GIVEN INSTRUCTION: Give every line of the material again, exactly as written.
━━━ RECORDS SHOWN ━━━
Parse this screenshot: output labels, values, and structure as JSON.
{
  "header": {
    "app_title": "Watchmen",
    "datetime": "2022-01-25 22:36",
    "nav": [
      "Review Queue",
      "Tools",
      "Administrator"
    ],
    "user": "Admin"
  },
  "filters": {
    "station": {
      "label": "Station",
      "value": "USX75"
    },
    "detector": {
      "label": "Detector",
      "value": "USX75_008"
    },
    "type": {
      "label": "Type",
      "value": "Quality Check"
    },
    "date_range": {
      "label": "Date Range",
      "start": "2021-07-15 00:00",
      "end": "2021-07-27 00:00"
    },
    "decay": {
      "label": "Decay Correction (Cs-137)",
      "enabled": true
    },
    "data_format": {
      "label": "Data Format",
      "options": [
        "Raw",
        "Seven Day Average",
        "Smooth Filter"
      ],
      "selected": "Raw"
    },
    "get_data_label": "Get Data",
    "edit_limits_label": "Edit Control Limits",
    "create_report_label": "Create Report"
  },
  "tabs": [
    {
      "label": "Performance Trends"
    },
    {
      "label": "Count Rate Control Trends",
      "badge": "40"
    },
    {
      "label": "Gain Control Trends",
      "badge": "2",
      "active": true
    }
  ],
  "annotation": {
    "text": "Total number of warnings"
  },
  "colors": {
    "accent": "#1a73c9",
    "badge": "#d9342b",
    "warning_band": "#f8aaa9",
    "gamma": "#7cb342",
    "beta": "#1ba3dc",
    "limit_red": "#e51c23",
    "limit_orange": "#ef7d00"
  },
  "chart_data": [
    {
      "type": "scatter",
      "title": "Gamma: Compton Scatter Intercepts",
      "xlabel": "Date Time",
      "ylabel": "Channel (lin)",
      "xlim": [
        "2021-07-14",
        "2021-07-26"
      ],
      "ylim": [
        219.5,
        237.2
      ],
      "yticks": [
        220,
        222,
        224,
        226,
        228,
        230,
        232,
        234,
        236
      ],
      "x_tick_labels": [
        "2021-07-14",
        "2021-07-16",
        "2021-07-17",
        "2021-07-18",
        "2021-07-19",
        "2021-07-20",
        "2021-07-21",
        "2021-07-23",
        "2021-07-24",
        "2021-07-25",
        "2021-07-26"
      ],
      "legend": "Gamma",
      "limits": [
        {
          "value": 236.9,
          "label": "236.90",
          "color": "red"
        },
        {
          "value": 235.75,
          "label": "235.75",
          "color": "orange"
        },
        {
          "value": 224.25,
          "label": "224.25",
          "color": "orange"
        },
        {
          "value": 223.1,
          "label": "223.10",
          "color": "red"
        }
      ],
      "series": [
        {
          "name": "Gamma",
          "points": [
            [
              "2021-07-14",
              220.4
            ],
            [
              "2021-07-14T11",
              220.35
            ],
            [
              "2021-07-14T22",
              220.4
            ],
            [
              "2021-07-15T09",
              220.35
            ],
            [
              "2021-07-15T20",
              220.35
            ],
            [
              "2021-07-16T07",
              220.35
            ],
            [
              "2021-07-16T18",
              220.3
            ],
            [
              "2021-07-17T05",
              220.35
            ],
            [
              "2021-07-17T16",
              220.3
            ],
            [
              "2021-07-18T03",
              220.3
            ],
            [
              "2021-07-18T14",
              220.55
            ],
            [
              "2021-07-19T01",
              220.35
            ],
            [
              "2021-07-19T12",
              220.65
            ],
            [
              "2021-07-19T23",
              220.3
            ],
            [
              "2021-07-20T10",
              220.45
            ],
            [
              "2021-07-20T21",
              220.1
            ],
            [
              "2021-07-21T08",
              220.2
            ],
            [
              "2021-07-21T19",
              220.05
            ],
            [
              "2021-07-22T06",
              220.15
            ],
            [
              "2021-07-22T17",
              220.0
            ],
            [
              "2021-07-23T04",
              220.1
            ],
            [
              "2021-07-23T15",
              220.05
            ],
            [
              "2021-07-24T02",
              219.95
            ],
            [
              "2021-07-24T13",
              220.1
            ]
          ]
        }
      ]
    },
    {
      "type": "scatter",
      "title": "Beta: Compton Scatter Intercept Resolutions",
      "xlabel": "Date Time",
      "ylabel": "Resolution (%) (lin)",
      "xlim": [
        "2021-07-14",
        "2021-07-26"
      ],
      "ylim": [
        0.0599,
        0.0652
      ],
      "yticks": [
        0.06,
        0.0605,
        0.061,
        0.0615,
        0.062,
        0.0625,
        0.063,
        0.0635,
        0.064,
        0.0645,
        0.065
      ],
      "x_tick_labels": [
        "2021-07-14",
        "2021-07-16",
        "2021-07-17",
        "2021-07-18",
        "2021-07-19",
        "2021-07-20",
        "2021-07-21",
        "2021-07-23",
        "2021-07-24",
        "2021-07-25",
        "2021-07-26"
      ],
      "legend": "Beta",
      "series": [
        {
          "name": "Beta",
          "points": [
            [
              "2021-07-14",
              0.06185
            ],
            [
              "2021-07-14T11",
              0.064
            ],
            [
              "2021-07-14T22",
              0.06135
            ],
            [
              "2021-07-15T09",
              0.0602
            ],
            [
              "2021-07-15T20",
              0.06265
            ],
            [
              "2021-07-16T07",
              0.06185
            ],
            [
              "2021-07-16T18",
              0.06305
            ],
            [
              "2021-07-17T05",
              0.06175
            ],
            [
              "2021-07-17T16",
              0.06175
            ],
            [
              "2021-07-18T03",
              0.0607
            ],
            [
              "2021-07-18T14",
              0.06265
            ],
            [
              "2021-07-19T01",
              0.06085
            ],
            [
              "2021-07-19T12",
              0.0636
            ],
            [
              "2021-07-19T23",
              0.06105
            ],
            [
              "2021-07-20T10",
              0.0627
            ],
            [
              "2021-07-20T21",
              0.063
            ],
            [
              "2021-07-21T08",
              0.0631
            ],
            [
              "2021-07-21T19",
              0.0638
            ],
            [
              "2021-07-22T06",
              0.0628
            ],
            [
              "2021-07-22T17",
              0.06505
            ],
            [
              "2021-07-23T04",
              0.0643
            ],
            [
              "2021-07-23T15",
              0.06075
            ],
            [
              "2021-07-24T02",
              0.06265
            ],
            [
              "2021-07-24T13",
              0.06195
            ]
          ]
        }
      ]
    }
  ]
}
━━━
WORKED SOLUTION:
Parse this screenshot: output labels, values, and structure as JSON.
{
  "header": {
    "app_title": "Watchmen",
    "datetime": "2022-01-25 22:36",
    "nav": [
      "Review Queue",
      "Tools",
      "Administrator"
    ],
    "user": "Admin"
  },
  "filters": {
    "station": {
      "label": "Station",
      "value": "USX75"
    },
    "detector": {
      "label": "Detector",
      "value": "USX75_008"
    },
    "type": {
      "label": "Type",
      "value": "Quality Check"
    },
    "date_range": {
      "label": "Date Range",
      "start": "2021-07-15 00:00",
      "end": "2021-07-27 00:00"
    },
    "decay": {
      "label": "Decay Correction (Cs-137)",
      "enabled": true
    },
    "data_format": {
      "label": "Data Format",
      "options": [
        "Raw",
        "Seven Day Average",
        "Smooth Filter"
      ],
      "selected": "Raw"
    },
    "get_data_label": "Get Data",
    "edit_limits_label": "Edit Control Limits",
    "create_report_label": "Create Report"
  },
  "tabs": [
    {
      "label": "Performance Trends"
    },
    {
      "label": "Count Rate Control Trends",
      "badge": "40"
    },
    {
      "label": "Gain Control Trends",
      "badge": "2",
      "active": true
    }
  ],
  "annotation": {
    "text": "Total number of warnings"
  },
  "colors": {
    "accent": "#1a73c9",
    "badge": "#d9342b",
    "warning_band": "#f8aaa9",
    "gamma": "#7cb342",
    "beta": "#1ba3dc",
    "limit_red": "#e51c23",
    "limit_orange": "#ef7d00"
  },
  "chart_data": [
    {
      "type": "scatter",
      "title": "Gamma: Compton Scatter Intercepts",
      "xlabel": "Date Time",
      "ylabel": "Channel (lin)",
      "xlim": [
        "2021-07-14",
        "2021-07-26"
      ],
      "ylim": [
        219.5,
        237.2
      ],
      "yticks": [
        220,
        222,
        224,
        226,
        228,
        230,
        232,
        234,
        236
      ],
      "x_tick_labels": [
        "2021-07-14",
        "2021-07-16",
        "2021-07-17",
        "2021-07-18",
        "2021-07-19",
        "2021-07-20",
        "2021-07-21",
        "2021-07-23",
        "2021-07-24",
        "2021-07-25",
        "2021-07-26"
      ],
      "legend": "Gamma",
      "limits": [
        {
          "value": 236.9,
          "label": "236.90",
          "color": "red"
        },
        {
          "value": 235.75,
          "label": "235.75",
          "color": "orange"
        },
        {
          "value": 224.25,
          "label": "224.25",
          "color": "orange"
        },
        {
          "value": 223.1,
          "label": "223.10",
          "color": "red"
        }
      ],
      "series": [
        {
          "name": "Gamma",
          "points": [
            [
              "2021-07-14",
              220.4
            ],
            [
              "2021-07-14T11",
              220.35
            ],
            [
              "2021-07-14T22",
              220.4
            ],
            [
              "2021-07-15T09",
              220.35
            ],
            [
              "2021-07-15T20",
              220.35
            ],
            [
              "2021-07-16T07",
              220.35
            ],
            [
              "2021-07-16T18",
              220.3
            ],
            [
              "2021-07-17T05",
              220.35
            ],
            [
              "2021-07-17T16",
              220.3
            ],
            [
              "2021-07-18T03",
              220.3
            ],
            [
              "2021-07-18T14",
              220.55
            ],
            [
              "2021-07-19T01",
              220.35
            ],
            [
              "2021-07-19T12",
              220.65
            ],
            [
              "2021-07-19T23",
              220.3
            ],
            [
              "2021-07-20T10",
              220.45
            ],
            [
              "2021-07-20T21",
              220.1
            ],
            [
              "2021-07-21T08",
              220.2
            ],
            [
              "2021-07-21T19",
              220.05
            ],
            [
              "2021-07-22T06",
              220.15
            ],
            [
              "2021-07-22T17",
              220.0
            ],
            [
              "2021-07-23T04",
              220.1
            ],
            [
              "2021-07-23T15",
              220.05
            ],
            [
              "2021-07-24T02",
              219.95
            ],
            [
              "2021-07-24T13",
              220.1
            ]
          ]
        }
      ]
    },
    {
      "type": "scatter",
      "title": "Beta: Compton Scatter Intercept Resolutions",
      "xlabel": "Date Time",
      "ylabel": "Resolution (%) (lin)",
      "xlim": [
        "2021-07-14",
        "2021-07-26"
      ],
      "ylim": [
        0.0599,
        0.0652
      ],
      "yticks": [
        0.06,
        0.0605,
        0.061,
        0.0615,
        0.062,
        0.0625,
        0.063,
        0.0635,
        0.064,
        0.0645,
        0.065
      ],
      "x_tick_labels": [
        "2021-07-14",
        "2021-07-16",
        "2021-07-17",
        "2021-07-18",
        "2021-07-19",
        "2021-07-20",
        "2021-07-21",
        "2021-07-23",
        "2021-07-24",
        "2021-07-25",
        "2021-07-26"
      ],
      "legend": "Beta",
      "series": [
        {
          "name": "Beta",
          "points": [
            [
              "2021-07-14",
              0.06185
            ],
            [
              "2021-07-14T11",
              0.064
            ],
            [
              "2021-07-14T22",
              0.06135
            ],
            [
              "2021-07-15T09",
              0.0602
            ],
            [
              "2021-07-15T20",
              0.06265
            ],
            [
              "2021-07-16T07",
              0.06185
            ],
            [
              "2021-07-16T18",
              0.06305
            ],
            [
              "2021-07-17T05",
              0.06175
            ],
            [
              "2021-07-17T16",
              0.06175
            ],
            [
              "2021-07-18T03",
              0.0607
            ],
            [
              "2021-07-18T14",
              0.06265
            ],
            [
              "2021-07-19T01",
              0.06085
            ],
            [
              "2021-07-19T12",
              0.0636
            ],
            [
              "2021-07-19T23",
              0.06105
            ],
            [
              "2021-07-20T10",
              0.0627
            ],
            [
              "2021-07-20T21",
              0.063
            ],
            [
              "2021-07-21T08",
              0.0631
            ],
            [
              "2021-07-21T19",
              0.0638
            ],
            [
              "2021-07-22T06",
              0.0628
            ],
            [
              "2021-07-22T17",
              0.06505
            ],
            [
              "2021-07-23T04",
              0.0643
            ],
            [
              "2021-07-23T15",
              0.06075
            ],
            [
              "2021-07-24T02",
              0.06265
            ],
            [
              "2021-07-24T13",
              0.06195
            ]
          ]
        }
      ]
    }
  ]
}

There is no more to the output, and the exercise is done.